[DATA FOR THIS TASK start]

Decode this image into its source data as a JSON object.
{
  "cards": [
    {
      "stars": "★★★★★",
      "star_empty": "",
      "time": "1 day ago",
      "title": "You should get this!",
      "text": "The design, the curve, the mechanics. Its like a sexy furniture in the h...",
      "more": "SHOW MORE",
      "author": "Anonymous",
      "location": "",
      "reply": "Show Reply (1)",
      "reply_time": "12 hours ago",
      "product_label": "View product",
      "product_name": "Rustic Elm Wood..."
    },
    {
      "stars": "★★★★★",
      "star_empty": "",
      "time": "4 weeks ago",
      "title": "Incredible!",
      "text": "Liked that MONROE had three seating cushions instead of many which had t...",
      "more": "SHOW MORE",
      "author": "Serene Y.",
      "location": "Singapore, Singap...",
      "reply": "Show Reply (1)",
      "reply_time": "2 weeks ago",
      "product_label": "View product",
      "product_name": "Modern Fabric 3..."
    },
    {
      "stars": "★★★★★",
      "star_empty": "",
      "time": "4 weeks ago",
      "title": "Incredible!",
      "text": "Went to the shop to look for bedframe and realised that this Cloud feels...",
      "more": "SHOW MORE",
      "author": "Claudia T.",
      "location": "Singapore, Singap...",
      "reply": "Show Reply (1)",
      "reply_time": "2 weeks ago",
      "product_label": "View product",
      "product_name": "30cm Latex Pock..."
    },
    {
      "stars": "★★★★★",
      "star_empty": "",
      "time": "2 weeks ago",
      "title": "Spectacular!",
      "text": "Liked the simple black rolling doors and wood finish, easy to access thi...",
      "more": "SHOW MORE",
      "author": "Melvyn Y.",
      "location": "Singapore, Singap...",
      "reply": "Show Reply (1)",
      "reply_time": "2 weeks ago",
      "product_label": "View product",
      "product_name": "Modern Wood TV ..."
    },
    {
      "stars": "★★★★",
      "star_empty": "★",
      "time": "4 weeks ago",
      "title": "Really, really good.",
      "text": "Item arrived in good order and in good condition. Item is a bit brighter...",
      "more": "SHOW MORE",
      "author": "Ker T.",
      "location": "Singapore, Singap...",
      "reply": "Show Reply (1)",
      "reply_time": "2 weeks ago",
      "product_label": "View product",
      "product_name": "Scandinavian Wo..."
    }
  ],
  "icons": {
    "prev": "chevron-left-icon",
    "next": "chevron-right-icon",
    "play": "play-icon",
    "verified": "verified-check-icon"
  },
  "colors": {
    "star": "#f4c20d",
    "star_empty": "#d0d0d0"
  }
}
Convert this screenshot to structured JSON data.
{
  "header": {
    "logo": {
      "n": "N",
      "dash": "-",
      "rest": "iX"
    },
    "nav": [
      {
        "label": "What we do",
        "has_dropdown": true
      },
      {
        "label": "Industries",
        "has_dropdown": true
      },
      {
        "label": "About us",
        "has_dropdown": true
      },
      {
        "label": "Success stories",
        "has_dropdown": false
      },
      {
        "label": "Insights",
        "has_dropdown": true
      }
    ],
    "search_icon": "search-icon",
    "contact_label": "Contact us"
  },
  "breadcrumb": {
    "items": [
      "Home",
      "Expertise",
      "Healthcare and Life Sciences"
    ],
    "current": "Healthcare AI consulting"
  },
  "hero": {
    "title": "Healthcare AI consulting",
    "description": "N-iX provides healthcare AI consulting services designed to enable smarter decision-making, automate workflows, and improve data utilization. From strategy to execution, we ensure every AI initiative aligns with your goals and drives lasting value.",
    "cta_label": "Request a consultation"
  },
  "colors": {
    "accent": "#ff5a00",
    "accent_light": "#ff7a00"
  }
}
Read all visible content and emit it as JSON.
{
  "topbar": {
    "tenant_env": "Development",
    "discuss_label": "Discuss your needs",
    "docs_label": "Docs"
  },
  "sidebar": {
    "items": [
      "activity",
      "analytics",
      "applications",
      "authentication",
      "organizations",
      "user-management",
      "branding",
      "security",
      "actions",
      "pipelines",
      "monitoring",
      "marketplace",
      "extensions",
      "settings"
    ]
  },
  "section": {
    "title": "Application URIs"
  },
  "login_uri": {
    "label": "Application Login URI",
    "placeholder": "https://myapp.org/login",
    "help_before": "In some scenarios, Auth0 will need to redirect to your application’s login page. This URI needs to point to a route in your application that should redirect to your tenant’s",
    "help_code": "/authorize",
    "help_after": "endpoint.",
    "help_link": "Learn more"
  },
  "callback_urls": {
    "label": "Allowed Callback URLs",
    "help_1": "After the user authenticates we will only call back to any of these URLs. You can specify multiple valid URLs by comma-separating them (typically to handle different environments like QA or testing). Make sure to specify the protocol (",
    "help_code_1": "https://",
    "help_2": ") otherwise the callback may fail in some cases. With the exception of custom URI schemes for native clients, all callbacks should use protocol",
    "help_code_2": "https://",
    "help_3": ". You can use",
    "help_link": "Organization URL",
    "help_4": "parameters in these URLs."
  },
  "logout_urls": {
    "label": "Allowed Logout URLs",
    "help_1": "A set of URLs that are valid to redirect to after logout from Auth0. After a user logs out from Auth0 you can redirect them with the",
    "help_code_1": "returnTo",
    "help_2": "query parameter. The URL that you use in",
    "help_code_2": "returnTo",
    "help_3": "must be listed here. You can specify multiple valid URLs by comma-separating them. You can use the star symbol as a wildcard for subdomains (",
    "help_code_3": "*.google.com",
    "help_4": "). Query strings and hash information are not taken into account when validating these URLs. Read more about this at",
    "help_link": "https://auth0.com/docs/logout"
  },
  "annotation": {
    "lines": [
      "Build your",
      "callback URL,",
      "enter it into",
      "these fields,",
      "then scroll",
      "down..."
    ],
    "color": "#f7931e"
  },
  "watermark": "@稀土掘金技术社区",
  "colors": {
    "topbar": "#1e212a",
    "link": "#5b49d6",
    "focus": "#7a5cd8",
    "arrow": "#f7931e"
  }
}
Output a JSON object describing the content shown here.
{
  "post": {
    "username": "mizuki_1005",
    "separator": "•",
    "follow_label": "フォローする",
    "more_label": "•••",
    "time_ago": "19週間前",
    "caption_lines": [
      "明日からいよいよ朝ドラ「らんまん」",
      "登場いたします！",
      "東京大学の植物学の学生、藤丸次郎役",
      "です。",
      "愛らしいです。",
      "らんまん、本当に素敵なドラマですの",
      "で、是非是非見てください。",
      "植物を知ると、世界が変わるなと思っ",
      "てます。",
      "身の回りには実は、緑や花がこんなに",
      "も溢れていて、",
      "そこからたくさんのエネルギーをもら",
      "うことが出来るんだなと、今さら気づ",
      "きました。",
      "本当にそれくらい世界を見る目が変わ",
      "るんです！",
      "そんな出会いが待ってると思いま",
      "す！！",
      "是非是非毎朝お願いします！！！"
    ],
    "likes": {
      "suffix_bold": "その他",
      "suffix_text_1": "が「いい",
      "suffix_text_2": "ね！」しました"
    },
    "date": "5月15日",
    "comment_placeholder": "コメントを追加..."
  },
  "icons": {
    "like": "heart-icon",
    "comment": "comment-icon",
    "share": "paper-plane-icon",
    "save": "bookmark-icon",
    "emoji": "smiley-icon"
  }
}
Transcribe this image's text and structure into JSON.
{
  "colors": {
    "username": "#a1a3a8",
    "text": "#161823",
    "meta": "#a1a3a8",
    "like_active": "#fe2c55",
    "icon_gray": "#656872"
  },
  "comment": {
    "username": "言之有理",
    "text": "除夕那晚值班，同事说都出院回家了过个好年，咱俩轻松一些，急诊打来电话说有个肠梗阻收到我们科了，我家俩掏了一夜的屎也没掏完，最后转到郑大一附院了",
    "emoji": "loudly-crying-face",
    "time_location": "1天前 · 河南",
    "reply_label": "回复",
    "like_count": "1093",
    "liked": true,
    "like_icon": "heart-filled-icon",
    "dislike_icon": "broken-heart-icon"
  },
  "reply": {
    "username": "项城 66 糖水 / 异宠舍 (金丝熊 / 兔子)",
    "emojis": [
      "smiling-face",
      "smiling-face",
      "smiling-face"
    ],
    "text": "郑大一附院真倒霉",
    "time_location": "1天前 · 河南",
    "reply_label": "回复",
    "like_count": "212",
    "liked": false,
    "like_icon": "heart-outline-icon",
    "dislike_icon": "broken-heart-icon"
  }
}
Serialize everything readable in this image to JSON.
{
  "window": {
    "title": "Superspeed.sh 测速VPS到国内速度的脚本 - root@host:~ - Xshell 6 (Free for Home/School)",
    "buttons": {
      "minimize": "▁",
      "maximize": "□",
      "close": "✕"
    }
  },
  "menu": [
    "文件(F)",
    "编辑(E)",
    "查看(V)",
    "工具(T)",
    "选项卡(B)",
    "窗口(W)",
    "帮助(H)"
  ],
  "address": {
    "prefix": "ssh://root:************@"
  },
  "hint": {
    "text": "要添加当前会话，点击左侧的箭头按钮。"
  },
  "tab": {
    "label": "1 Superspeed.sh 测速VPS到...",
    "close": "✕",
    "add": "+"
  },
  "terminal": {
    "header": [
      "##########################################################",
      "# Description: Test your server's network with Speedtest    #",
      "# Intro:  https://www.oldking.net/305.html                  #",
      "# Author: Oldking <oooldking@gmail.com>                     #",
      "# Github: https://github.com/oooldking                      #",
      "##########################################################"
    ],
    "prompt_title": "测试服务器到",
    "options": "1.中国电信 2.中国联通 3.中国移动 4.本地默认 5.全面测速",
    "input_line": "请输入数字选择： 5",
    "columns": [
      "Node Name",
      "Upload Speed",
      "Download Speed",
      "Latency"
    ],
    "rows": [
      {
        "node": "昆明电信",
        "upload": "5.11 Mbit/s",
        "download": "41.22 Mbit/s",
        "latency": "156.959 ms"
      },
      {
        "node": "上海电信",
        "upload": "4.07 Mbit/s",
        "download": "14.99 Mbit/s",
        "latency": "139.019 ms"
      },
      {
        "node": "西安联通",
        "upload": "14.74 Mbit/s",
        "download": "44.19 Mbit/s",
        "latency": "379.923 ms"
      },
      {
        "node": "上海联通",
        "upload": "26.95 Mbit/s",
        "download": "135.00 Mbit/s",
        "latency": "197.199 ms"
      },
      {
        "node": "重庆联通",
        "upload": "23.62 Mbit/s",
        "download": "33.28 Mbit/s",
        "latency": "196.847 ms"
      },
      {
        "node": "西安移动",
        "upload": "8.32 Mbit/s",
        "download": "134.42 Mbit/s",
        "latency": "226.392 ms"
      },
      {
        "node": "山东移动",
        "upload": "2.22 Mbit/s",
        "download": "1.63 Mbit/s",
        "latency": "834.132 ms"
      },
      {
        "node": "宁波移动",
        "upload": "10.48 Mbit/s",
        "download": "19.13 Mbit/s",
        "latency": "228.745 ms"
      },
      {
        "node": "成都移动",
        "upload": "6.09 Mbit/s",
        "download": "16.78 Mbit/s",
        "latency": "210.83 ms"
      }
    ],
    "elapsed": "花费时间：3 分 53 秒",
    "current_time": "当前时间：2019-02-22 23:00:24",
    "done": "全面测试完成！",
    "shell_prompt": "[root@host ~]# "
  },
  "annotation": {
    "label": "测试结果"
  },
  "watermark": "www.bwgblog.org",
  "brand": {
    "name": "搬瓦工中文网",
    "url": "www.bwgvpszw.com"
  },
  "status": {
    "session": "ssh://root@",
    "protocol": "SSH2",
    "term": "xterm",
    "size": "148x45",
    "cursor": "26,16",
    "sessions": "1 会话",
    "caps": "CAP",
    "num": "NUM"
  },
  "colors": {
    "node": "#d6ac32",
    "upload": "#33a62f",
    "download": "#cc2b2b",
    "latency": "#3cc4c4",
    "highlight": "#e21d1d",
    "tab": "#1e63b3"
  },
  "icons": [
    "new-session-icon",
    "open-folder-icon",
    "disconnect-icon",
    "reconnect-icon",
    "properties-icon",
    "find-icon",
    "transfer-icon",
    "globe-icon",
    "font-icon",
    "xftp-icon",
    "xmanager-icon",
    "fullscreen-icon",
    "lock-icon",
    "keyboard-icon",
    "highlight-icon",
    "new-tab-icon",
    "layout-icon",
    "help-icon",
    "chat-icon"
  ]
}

[DATA FOR THIS TASK end]

**WHAT YOU WILL DO**
Show all lines from the records above where the word "Modern" occurs.

**RESULT OF THE EXERCISE**
      "product_name": "Modern Fabric 3..."
      "product_name": "Modern Wood TV ..."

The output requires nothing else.